> _Data listing_:
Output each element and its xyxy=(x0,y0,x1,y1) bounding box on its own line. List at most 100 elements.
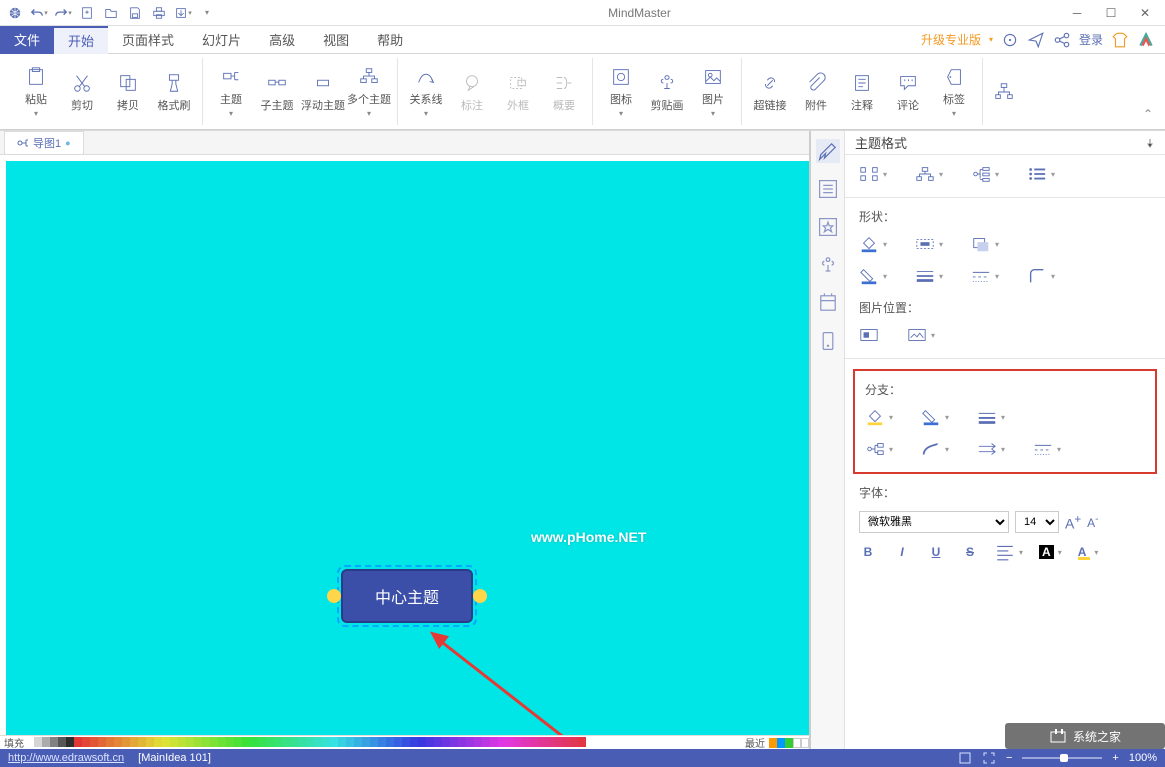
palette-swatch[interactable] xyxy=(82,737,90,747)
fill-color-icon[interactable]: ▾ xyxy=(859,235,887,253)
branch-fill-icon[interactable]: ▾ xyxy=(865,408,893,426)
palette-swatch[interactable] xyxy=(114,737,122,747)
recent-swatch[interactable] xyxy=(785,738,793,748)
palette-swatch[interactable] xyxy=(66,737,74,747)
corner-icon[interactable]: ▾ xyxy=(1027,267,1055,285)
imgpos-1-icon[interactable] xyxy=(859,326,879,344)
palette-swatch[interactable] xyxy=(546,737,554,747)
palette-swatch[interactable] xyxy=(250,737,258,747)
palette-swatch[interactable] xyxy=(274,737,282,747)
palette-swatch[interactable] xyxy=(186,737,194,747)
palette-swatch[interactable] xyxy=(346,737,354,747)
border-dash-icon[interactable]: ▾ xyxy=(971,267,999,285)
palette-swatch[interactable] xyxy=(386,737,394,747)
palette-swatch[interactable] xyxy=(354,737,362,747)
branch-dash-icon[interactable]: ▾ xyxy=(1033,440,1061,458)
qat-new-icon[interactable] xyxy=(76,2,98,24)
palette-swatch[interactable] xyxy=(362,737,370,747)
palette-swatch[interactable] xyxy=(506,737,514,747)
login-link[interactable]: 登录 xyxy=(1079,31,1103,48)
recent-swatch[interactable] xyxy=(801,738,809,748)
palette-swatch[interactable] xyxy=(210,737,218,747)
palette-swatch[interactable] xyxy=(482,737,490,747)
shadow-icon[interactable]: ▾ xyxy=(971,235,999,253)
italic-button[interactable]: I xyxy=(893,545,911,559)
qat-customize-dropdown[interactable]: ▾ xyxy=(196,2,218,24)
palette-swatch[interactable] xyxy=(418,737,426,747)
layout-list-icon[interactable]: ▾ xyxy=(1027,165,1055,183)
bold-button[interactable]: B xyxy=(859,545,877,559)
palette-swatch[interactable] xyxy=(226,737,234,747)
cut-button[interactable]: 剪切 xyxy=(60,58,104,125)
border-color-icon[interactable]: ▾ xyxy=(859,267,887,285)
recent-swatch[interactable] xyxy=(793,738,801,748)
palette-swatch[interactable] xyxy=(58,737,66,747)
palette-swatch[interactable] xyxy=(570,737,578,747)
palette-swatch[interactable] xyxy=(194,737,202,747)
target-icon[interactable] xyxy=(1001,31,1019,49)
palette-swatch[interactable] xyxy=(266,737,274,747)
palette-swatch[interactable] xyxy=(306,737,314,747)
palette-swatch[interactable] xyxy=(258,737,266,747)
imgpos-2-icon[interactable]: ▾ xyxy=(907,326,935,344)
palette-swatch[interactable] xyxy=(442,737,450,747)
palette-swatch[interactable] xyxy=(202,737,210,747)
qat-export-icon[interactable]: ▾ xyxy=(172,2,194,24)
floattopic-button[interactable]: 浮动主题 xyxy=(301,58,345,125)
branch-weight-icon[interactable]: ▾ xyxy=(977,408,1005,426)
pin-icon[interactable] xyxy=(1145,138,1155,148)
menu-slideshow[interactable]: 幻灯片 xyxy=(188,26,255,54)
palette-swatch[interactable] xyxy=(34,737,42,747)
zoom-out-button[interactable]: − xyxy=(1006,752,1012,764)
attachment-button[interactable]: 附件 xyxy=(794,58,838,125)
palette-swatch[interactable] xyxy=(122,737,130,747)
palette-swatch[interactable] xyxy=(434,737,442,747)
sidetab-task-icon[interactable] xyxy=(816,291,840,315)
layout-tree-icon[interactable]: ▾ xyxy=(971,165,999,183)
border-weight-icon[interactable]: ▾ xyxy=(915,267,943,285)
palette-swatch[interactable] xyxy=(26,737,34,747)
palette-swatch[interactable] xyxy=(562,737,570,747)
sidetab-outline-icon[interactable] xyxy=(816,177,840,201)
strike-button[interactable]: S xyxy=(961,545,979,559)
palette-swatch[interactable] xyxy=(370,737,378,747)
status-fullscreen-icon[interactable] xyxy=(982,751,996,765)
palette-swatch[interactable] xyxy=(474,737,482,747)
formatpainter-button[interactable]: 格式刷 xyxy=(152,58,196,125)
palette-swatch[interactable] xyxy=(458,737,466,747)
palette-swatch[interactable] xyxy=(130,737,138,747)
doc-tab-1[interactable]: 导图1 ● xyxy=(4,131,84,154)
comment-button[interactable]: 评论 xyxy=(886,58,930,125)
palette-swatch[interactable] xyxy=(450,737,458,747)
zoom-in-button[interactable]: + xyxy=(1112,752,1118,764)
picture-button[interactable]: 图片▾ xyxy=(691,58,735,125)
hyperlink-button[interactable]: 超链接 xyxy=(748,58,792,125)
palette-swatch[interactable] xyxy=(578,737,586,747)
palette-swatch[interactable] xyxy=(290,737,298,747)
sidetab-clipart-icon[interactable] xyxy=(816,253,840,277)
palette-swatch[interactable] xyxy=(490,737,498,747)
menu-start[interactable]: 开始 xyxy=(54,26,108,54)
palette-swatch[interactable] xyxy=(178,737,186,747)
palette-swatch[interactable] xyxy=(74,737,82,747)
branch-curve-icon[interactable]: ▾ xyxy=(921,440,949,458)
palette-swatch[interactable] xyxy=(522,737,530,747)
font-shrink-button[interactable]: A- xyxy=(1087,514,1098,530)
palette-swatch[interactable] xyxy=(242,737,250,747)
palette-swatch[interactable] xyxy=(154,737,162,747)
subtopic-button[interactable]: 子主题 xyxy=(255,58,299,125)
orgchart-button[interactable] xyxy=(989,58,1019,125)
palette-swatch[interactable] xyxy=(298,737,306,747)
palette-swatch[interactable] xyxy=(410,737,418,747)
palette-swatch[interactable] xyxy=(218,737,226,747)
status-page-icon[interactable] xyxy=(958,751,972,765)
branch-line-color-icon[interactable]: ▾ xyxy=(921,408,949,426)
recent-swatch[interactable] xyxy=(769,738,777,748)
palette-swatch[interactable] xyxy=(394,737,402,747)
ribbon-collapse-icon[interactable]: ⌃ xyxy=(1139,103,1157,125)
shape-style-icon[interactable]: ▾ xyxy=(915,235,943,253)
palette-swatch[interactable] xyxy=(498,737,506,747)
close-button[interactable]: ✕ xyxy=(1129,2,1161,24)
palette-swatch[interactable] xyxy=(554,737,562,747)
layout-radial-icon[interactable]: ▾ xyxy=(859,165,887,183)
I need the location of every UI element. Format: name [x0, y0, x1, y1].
==
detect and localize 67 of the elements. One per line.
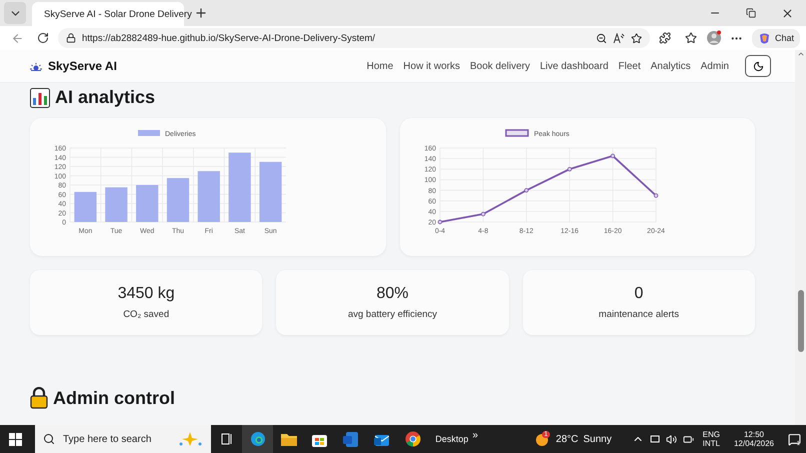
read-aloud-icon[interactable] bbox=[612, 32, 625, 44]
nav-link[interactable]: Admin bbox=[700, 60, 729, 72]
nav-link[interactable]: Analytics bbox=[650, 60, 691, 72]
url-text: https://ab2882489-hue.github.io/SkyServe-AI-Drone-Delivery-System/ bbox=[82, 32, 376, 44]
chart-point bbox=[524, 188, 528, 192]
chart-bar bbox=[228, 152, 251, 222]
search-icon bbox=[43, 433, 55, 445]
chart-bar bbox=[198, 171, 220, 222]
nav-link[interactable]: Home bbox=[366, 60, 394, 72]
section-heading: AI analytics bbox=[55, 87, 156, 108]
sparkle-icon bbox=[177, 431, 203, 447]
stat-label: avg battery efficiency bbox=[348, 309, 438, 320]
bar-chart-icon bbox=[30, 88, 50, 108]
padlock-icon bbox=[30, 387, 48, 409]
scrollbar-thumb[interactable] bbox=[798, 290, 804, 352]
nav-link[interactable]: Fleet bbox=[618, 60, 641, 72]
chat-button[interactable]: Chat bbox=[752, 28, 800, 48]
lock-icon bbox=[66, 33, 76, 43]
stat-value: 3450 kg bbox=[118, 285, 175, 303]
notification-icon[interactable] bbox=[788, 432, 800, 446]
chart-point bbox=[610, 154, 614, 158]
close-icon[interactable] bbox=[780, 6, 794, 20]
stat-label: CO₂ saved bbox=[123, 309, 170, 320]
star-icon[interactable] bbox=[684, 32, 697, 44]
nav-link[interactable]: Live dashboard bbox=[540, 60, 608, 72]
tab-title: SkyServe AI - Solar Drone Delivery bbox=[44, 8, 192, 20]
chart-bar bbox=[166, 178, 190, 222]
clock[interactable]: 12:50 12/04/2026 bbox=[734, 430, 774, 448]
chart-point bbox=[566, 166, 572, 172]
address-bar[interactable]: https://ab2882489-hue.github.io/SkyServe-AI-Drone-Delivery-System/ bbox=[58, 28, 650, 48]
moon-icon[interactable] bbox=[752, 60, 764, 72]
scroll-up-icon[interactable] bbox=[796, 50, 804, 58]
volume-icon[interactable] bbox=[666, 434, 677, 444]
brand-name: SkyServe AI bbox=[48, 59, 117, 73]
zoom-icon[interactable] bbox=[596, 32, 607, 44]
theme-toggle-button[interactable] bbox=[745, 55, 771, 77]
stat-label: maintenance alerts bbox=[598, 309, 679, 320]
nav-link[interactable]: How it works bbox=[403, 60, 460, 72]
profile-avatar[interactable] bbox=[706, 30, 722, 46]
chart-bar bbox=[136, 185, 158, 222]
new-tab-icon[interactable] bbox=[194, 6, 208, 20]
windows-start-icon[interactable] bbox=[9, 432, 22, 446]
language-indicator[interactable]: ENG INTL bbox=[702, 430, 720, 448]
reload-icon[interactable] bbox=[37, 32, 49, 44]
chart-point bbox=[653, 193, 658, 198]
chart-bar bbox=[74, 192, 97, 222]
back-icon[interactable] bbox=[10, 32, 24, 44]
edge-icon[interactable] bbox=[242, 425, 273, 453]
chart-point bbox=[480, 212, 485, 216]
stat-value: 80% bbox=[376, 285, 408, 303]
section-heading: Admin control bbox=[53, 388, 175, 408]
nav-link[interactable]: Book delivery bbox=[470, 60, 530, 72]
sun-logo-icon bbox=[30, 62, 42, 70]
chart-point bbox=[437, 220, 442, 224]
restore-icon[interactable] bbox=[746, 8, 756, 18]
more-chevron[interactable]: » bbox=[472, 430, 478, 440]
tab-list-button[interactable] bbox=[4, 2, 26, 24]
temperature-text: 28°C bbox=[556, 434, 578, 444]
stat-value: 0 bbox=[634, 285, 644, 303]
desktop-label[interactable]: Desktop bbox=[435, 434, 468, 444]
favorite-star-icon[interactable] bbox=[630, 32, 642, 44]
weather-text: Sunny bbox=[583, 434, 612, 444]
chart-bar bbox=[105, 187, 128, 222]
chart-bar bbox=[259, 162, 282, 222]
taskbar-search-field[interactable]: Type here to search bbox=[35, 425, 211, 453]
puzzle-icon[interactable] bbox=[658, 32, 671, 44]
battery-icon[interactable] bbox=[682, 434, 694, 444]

> _Aim_: Copy the records word for word, beginning with the line that contains "palette-swatch[interactable] xyxy=(82,737,90,747)" and ending after the line that contains "palette-swatch[interactable] xyxy=(258,737,266,747)".

> _Task answer_:
palette-swatch[interactable] xyxy=(82,737,90,747)
fill-color-icon[interactable]: ▾ xyxy=(859,235,887,253)
branch-fill-icon[interactable]: ▾ xyxy=(865,408,893,426)
palette-swatch[interactable] xyxy=(114,737,122,747)
recent-swatch[interactable] xyxy=(785,738,793,748)
palette-swatch[interactable] xyxy=(66,737,74,747)
corner-icon[interactable]: ▾ xyxy=(1027,267,1055,285)
imgpos-1-icon[interactable] xyxy=(859,326,879,344)
palette-swatch[interactable] xyxy=(546,737,554,747)
palette-swatch[interactable] xyxy=(250,737,258,747)
palette-swatch[interactable] xyxy=(274,737,282,747)
palette-swatch[interactable] xyxy=(186,737,194,747)
palette-swatch[interactable] xyxy=(346,737,354,747)
border-dash-icon[interactable]: ▾ xyxy=(971,267,999,285)
palette-swatch[interactable] xyxy=(386,737,394,747)
palette-swatch[interactable] xyxy=(354,737,362,747)
branch-dash-icon[interactable]: ▾ xyxy=(1033,440,1061,458)
qat-new-icon[interactable] xyxy=(76,2,98,24)
palette-swatch[interactable] xyxy=(362,737,370,747)
palette-swatch[interactable] xyxy=(506,737,514,747)
login-link[interactable]: 登录 xyxy=(1079,31,1103,48)
recent-swatch[interactable] xyxy=(801,738,809,748)
palette-swatch[interactable] xyxy=(210,737,218,747)
palette-swatch[interactable] xyxy=(482,737,490,747)
shadow-icon[interactable]: ▾ xyxy=(971,235,999,253)
italic-button[interactable]: I xyxy=(893,545,911,559)
qat-customize-dropdown[interactable]: ▾ xyxy=(196,2,218,24)
palette-swatch[interactable] xyxy=(418,737,426,747)
layout-list-icon[interactable]: ▾ xyxy=(1027,165,1055,183)
bold-button[interactable]: B xyxy=(859,545,877,559)
palette-swatch[interactable] xyxy=(226,737,234,747)
cut-button[interactable]: 剪切 xyxy=(60,58,104,125)
border-color-icon[interactable]: ▾ xyxy=(859,267,887,285)
recent-swatch[interactable] xyxy=(793,738,801,748)
palette-swatch[interactable] xyxy=(58,737,66,747)
palette-swatch[interactable] xyxy=(570,737,578,747)
palette-swatch[interactable] xyxy=(194,737,202,747)
target-icon[interactable] xyxy=(1001,31,1019,49)
palette-swatch[interactable] xyxy=(266,737,274,747)
palette-swatch[interactable] xyxy=(306,737,314,747)
palette-swatch[interactable] xyxy=(258,737,266,747)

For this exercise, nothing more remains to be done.